▶ **To do**: The listing below should be copied in full, word for word.

───── Material for the task

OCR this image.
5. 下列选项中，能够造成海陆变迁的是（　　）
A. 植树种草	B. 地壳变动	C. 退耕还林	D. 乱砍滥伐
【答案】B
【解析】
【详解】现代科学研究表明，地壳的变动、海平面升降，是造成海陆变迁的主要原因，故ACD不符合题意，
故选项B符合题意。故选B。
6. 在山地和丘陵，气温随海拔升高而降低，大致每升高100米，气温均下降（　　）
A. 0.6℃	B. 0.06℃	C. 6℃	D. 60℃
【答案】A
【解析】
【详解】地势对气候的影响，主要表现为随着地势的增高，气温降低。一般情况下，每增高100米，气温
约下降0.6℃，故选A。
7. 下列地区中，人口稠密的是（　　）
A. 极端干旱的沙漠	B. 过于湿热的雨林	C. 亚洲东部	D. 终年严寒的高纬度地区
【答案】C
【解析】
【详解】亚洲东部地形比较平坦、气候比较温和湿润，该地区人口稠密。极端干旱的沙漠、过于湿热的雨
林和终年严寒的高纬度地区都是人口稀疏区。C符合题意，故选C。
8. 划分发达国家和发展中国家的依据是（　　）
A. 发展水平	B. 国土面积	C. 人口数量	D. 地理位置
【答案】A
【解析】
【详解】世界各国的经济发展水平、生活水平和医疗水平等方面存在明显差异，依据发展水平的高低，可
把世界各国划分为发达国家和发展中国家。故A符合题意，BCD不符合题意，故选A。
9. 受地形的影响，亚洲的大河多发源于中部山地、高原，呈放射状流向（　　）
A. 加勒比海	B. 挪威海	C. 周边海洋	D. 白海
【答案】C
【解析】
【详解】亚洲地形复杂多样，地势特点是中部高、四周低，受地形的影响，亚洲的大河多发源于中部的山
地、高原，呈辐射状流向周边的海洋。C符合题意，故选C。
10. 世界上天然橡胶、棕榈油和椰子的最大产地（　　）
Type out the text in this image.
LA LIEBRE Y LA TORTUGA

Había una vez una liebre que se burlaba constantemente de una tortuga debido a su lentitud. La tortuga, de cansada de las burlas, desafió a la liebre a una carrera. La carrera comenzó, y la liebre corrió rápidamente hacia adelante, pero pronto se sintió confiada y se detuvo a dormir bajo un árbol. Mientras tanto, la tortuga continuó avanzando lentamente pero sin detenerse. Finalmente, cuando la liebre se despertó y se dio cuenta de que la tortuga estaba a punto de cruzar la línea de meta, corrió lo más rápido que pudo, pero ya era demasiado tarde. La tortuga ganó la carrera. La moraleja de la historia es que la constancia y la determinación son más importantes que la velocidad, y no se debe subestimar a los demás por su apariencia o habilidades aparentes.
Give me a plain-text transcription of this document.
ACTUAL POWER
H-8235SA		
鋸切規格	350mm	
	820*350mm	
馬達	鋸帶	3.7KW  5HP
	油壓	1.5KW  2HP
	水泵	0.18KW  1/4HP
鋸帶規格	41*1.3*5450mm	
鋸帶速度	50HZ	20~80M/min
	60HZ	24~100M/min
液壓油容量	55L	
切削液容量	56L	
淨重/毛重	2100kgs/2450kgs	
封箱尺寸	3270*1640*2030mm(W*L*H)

──────────

▶ **Written solution**:
OCR this image.
5. 下列选项中，能够造成海陆变迁的是（　　）
A. 植树种草	B. 地壳变动	C. 退耕还林	D. 乱砍滥伐
【答案】B
【解析】
【详解】现代科学研究表明，地壳的变动、海平面升降，是造成海陆变迁的主要原因，故ACD不符合题意，
故选项B符合题意。故选B。
6. 在山地和丘陵，气温随海拔升高而降低，大致每升高100米，气温均下降（　　）
A. 0.6℃	B. 0.06℃	C. 6℃	D. 60℃
【答案】A
【解析】
【详解】地势对气候的影响，主要表现为随着地势的增高，气温降低。一般情况下，每增高100米，气温
约下降0.6℃，故选A。
7. 下列地区中，人口稠密的是（　　）
A. 极端干旱的沙漠	B. 过于湿热的雨林	C. 亚洲东部	D. 终年严寒的高纬度地区
【答案】C
【解析】
【详解】亚洲东部地形比较平坦、气候比较温和湿润，该地区人口稠密。极端干旱的沙漠、过于湿热的雨
林和终年严寒的高纬度地区都是人口稀疏区。C符合题意，故选C。
8. 划分发达国家和发展中国家的依据是（　　）
A. 发展水平	B. 国土面积	C. 人口数量	D. 地理位置
【答案】A
【解析】
【详解】世界各国的经济发展水平、生活水平和医疗水平等方面存在明显差异，依据发展水平的高低，可
把世界各国划分为发达国家和发展中国家。故A符合题意，BCD不符合题意，故选A。
9. 受地形的影响，亚洲的大河多发源于中部山地、高原，呈放射状流向（　　）
A. 加勒比海	B. 挪威海	C. 周边海洋	D. 白海
【答案】C
【解析】
【详解】亚洲地形复杂多样，地势特点是中部高、四周低，受地形的影响，亚洲的大河多发源于中部的山
地、高原，呈辐射状流向周边的海洋。C符合题意，故选C。
10. 世界上天然橡胶、棕榈油和椰子的最大产地（　　）
Type out the text in this image.
LA LIEBRE Y LA TORTUGA

Había una vez una liebre que se burlaba constantemente de una tortuga debido a su lentitud. La tortuga, de cansada de las burlas, desafió a la liebre a una carrera. La carrera comenzó, y la liebre corrió rápidamente hacia adelante, pero pronto se sintió confiada y se detuvo a dormir bajo un árbol. Mientras tanto, la tortuga continuó avanzando lentamente pero sin detenerse. Finalmente, cuando la liebre se despertó y se dio cuenta de que la tortuga estaba a punto de cruzar la línea de meta, corrió lo más rápido que pudo, pero ya era demasiado tarde. La tortuga ganó la carrera. La moraleja de la historia es que la constancia y la determinación son más importantes que la velocidad, y no se debe subestimar a los demás por su apariencia o habilidades aparentes.
Give me a plain-text transcription of this document.
ACTUAL POWER
H-8235SA		
鋸切規格	350mm	
	820*350mm	
馬達	鋸帶	3.7KW  5HP
	油壓	1.5KW  2HP
	水泵	0.18KW  1/4HP
鋸帶規格	41*1.3*5450mm	
鋸帶速度	50HZ	20~80M/min
	60HZ	24~100M/min
液壓油容量	55L	
切削液容量	56L	
淨重/毛重	2100kgs/2450kgs	
封箱尺寸	3270*1640*2030mm(W*L*H)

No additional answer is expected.